[Supplied data start]

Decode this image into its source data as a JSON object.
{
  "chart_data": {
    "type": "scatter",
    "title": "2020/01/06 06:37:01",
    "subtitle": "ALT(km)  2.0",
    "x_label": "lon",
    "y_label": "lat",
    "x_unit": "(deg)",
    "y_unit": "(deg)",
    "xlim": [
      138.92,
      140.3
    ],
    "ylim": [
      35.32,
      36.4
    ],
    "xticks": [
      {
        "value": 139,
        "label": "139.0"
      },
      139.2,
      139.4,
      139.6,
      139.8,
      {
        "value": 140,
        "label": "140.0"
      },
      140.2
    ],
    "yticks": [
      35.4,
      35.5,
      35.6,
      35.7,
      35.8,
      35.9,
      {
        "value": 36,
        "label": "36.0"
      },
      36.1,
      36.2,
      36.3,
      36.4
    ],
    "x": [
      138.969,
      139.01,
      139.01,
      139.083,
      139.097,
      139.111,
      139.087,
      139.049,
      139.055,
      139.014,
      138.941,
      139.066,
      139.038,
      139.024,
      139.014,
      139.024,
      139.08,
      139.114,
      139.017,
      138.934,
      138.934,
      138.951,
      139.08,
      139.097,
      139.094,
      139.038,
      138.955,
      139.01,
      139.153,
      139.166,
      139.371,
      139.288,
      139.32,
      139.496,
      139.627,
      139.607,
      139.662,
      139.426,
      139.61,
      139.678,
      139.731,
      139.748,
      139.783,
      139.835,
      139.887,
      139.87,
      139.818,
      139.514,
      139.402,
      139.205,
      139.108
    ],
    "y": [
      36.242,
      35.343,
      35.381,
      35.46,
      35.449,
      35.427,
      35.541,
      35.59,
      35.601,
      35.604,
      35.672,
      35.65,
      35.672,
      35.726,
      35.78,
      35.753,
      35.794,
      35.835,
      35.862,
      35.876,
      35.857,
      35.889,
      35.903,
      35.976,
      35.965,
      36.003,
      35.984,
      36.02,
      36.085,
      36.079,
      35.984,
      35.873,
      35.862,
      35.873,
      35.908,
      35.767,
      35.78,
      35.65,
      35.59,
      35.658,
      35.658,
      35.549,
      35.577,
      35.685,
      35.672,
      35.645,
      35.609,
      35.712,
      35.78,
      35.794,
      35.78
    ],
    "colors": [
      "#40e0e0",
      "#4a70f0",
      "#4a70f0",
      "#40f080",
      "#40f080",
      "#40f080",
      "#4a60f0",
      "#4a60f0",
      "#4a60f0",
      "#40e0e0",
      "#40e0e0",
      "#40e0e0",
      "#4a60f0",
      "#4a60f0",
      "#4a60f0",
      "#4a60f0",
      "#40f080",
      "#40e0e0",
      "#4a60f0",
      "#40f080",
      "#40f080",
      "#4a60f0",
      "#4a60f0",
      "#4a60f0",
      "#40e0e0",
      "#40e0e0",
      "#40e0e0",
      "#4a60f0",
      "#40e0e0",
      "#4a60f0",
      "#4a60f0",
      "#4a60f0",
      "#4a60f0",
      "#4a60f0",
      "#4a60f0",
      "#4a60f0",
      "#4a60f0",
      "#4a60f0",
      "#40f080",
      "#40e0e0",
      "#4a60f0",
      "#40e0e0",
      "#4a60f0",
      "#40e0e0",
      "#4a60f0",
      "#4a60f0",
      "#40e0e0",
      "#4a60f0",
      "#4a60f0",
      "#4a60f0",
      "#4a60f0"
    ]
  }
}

[Supplied data end]
[Supplied data start]

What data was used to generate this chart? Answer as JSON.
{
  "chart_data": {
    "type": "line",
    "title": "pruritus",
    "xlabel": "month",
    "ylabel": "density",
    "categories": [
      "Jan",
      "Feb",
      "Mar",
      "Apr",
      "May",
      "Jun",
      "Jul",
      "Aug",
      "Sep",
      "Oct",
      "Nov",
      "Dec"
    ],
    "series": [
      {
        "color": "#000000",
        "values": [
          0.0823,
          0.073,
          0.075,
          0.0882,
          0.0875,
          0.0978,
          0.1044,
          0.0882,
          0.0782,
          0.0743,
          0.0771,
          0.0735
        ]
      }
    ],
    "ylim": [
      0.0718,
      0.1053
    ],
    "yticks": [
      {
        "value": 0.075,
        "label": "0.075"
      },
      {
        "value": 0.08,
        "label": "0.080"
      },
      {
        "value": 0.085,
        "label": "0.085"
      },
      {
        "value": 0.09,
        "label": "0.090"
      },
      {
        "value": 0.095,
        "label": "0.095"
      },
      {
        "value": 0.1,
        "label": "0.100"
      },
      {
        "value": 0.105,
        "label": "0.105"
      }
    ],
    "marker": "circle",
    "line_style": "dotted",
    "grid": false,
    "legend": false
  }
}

[Supplied data end]

» Short task: Locate and copy each line in the data above that includes the word "JSON".

» Answer to this exercise:
Decode this image into its source data as a JSON object.
What data was used to generate this chart? Answer as JSON.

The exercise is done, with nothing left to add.